Data to process:
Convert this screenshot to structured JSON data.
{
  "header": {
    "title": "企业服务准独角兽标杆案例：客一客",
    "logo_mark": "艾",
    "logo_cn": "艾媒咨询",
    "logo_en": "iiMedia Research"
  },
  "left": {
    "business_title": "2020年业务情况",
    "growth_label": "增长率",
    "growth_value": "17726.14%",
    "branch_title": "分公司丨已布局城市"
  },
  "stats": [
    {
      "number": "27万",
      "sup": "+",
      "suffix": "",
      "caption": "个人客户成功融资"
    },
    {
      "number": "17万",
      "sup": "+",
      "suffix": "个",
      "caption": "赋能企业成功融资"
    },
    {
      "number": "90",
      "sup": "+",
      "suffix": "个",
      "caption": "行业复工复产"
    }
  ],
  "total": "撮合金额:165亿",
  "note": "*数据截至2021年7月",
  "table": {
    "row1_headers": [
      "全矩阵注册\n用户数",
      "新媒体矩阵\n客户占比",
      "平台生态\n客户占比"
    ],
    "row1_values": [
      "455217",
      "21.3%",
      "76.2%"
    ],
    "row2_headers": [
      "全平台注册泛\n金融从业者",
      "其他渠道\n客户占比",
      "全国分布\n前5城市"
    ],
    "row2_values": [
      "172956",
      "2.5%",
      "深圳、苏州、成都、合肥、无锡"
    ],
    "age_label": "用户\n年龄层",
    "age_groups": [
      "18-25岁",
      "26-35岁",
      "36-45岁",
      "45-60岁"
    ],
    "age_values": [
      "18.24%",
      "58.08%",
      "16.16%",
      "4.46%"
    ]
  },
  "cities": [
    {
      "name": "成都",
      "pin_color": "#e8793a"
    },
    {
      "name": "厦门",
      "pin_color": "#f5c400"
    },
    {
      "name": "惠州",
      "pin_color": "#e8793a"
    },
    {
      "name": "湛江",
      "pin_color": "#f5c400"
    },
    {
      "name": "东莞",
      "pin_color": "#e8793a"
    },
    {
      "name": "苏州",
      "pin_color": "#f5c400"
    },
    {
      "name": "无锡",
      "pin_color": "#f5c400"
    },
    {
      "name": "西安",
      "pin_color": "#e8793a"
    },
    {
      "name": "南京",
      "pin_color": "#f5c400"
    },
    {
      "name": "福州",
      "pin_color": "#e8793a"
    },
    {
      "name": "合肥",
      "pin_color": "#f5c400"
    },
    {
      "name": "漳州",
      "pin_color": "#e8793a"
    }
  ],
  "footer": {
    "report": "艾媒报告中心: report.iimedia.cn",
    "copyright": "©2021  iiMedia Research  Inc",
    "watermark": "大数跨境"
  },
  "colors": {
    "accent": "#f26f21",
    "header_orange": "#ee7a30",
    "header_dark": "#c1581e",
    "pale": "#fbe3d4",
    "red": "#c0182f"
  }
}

Exercise task: Check each line of the records for "name" and copy the ones that contain it.

Solution to this exercise:
      "name": "成都",
      "name": "厦门",
      "name": "惠州",
      "name": "湛江",
      "name": "东莞",
      "name": "苏州",
      "name": "无锡",
      "name": "西安",
      "name": "南京",
      "name": "福州",
      "name": "合肥",
      "name": "漳州",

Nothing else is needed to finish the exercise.